### [Task]
Reproduce the material in full, exactly as written.

** START OF Rows **

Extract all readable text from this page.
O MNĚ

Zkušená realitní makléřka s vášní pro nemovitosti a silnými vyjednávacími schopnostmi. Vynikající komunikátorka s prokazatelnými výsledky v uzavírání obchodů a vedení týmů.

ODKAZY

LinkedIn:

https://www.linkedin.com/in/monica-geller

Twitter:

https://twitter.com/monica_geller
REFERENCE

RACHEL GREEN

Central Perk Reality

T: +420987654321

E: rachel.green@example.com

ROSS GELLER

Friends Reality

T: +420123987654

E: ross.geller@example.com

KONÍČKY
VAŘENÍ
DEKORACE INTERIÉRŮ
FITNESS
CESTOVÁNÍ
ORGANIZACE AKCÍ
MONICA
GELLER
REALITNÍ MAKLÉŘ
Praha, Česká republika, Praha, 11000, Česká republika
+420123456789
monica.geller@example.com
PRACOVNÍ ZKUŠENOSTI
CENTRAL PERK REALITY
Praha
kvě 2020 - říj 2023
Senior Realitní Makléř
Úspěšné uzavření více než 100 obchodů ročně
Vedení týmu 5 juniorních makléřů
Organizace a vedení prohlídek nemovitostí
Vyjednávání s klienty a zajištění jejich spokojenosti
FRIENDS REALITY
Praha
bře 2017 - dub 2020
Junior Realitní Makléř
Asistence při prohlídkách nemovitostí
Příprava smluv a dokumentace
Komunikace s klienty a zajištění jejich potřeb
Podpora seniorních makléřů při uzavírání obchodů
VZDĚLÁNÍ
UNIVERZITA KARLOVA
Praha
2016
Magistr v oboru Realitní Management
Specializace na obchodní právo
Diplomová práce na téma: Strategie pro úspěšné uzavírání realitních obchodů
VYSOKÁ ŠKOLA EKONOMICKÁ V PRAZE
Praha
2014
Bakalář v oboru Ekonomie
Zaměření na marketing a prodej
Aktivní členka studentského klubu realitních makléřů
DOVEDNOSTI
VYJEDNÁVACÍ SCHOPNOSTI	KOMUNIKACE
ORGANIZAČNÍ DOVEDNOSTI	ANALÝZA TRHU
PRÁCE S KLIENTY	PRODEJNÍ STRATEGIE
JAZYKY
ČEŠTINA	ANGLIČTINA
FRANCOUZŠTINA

** END OF Rows **

### [Final result]
Extract all readable text from this page.
O MNĚ

Zkušená realitní makléřka s vášní pro nemovitosti a silnými vyjednávacími schopnostmi. Vynikající komunikátorka s prokazatelnými výsledky v uzavírání obchodů a vedení týmů.

ODKAZY

LinkedIn:

https://www.linkedin.com/in/monica-geller

Twitter:

https://twitter.com/monica_geller
REFERENCE

RACHEL GREEN

Central Perk Reality

T: +420987654321

E: rachel.green@example.com

ROSS GELLER

Friends Reality

T: +420123987654

E: ross.geller@example.com

KONÍČKY
VAŘENÍ
DEKORACE INTERIÉRŮ
FITNESS
CESTOVÁNÍ
ORGANIZACE AKCÍ
MONICA
GELLER
REALITNÍ MAKLÉŘ
Praha, Česká republika, Praha, 11000, Česká republika
+420123456789
monica.geller@example.com
PRACOVNÍ ZKUŠENOSTI
CENTRAL PERK REALITY
Praha
kvě 2020 - říj 2023
Senior Realitní Makléř
Úspěšné uzavření více než 100 obchodů ročně
Vedení týmu 5 juniorních makléřů
Organizace a vedení prohlídek nemovitostí
Vyjednávání s klienty a zajištění jejich spokojenosti
FRIENDS REALITY
Praha
bře 2017 - dub 2020
Junior Realitní Makléř
Asistence při prohlídkách nemovitostí
Příprava smluv a dokumentace
Komunikace s klienty a zajištění jejich potřeb
Podpora seniorních makléřů při uzavírání obchodů
VZDĚLÁNÍ
UNIVERZITA KARLOVA
Praha
2016
Magistr v oboru Realitní Management
Specializace na obchodní právo
Diplomová práce na téma: Strategie pro úspěšné uzavírání realitních obchodů
VYSOKÁ ŠKOLA EKONOMICKÁ V PRAZE
Praha
2014
Bakalář v oboru Ekonomie
Zaměření na marketing a prodej
Aktivní členka studentského klubu realitních makléřů
DOVEDNOSTI
VYJEDNÁVACÍ SCHOPNOSTI	KOMUNIKACE
ORGANIZAČNÍ DOVEDNOSTI	ANALÝZA TRHU
PRÁCE S KLIENTY	PRODEJNÍ STRATEGIE
JAZYKY
ČEŠTINA	ANGLIČTINA
FRANCOUZŠTINA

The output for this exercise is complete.